## SUPPLIED INFORMATION

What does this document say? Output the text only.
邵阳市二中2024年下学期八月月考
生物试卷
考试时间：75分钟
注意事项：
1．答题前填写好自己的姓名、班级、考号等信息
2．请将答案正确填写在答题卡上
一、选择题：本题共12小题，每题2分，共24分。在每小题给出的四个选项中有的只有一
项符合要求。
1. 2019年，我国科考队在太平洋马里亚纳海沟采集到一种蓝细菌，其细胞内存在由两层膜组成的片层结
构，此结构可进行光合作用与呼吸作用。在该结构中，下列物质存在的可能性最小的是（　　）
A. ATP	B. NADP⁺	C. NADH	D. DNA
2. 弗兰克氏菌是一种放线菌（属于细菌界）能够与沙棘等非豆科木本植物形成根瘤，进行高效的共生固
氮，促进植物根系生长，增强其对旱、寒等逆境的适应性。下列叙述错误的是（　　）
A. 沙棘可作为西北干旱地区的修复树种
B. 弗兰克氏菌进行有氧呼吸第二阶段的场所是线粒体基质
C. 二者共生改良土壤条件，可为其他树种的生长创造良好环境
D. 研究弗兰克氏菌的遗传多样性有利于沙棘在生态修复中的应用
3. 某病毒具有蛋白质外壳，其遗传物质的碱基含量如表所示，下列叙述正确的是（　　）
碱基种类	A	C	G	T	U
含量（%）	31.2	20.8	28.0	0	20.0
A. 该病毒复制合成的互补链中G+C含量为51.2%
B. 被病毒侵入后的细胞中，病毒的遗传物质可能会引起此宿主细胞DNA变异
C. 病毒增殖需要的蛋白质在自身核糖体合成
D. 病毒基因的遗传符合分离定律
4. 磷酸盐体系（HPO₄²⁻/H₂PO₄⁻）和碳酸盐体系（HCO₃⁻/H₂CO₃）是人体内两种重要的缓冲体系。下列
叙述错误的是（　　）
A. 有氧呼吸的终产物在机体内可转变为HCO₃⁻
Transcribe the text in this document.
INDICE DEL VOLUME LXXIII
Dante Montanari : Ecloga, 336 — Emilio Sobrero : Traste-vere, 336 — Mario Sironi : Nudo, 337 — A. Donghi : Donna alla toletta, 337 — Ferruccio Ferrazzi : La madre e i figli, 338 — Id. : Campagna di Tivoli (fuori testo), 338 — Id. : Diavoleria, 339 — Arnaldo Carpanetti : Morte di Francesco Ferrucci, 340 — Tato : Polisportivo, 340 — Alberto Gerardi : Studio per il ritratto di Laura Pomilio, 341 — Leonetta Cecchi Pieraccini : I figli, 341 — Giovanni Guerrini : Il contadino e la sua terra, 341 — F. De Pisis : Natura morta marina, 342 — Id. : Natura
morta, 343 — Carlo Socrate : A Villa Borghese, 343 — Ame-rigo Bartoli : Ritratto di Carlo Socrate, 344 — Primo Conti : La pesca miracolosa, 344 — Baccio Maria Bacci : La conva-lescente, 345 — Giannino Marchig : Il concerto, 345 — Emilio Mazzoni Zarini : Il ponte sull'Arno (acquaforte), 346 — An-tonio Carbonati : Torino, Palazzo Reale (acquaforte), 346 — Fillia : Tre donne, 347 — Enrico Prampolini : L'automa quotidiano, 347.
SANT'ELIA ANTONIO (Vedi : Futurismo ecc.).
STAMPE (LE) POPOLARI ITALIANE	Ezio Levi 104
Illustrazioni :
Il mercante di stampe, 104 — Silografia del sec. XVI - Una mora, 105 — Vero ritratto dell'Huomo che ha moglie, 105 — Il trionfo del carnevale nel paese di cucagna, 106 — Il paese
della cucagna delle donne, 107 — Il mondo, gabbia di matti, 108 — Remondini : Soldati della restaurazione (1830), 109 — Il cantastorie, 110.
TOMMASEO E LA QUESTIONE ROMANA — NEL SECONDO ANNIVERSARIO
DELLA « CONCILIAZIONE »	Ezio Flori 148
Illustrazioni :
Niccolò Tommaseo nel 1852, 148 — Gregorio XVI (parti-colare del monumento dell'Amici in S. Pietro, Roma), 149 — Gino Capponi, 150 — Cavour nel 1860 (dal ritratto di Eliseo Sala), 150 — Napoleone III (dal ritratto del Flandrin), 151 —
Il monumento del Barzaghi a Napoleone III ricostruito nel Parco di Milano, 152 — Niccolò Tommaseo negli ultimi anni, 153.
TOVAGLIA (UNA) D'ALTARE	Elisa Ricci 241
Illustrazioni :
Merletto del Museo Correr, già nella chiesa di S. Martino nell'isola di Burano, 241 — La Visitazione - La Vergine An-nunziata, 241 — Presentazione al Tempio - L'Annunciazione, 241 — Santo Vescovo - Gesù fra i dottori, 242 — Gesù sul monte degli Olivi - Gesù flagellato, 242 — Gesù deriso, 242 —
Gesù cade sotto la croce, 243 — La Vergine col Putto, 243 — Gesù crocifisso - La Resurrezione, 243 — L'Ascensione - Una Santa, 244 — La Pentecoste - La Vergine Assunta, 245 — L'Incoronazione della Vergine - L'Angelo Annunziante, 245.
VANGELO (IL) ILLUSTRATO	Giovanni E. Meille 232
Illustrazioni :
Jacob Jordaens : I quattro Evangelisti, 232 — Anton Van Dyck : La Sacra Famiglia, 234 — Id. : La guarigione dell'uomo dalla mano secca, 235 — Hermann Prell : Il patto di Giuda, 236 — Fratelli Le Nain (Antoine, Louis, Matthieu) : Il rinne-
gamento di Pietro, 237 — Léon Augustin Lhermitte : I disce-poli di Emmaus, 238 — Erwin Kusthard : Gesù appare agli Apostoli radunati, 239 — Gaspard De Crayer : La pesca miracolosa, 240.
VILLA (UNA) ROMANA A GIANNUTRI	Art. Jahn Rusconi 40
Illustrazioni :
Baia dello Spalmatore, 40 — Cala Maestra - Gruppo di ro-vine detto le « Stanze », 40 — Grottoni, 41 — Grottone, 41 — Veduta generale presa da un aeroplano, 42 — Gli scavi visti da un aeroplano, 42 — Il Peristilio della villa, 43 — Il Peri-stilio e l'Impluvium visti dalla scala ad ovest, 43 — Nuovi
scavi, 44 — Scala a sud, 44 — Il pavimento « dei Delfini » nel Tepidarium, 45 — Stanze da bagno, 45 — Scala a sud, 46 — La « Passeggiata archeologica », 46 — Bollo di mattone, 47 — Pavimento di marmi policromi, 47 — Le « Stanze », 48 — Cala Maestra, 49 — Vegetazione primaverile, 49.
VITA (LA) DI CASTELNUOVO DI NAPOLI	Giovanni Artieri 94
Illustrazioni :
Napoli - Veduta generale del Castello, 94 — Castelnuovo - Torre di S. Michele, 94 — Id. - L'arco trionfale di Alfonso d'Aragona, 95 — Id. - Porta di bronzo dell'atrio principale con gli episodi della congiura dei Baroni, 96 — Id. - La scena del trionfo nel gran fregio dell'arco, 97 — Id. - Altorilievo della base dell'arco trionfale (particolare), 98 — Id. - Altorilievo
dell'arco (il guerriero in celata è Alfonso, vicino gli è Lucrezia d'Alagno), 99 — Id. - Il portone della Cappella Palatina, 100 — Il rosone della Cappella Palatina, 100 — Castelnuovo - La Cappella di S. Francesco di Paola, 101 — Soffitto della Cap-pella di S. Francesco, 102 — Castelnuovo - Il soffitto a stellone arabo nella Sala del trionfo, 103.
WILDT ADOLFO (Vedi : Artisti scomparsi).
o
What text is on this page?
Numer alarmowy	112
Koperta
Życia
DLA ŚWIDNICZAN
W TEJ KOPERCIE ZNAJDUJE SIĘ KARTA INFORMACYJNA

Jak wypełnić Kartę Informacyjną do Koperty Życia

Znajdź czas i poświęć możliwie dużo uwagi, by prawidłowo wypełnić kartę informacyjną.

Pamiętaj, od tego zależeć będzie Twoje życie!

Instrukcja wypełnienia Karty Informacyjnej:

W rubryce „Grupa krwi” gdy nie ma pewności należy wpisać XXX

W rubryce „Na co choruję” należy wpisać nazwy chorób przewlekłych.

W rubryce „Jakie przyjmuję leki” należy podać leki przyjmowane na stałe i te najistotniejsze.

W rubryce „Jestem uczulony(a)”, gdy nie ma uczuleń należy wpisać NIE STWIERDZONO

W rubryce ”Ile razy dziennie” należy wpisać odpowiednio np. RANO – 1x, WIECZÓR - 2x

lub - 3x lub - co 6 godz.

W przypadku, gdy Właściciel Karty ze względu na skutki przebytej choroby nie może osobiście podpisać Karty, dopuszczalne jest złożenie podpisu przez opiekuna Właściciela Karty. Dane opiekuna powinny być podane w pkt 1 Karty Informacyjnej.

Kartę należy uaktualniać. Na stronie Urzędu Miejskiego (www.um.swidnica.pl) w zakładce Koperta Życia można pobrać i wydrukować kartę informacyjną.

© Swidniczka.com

## TASK GOAL
Using the records above, copy every line that has the word "this" in it.

## EXERCISE RESULT
What does this document say? Output the text only.
Transcribe the text in this document.
What text is on this page?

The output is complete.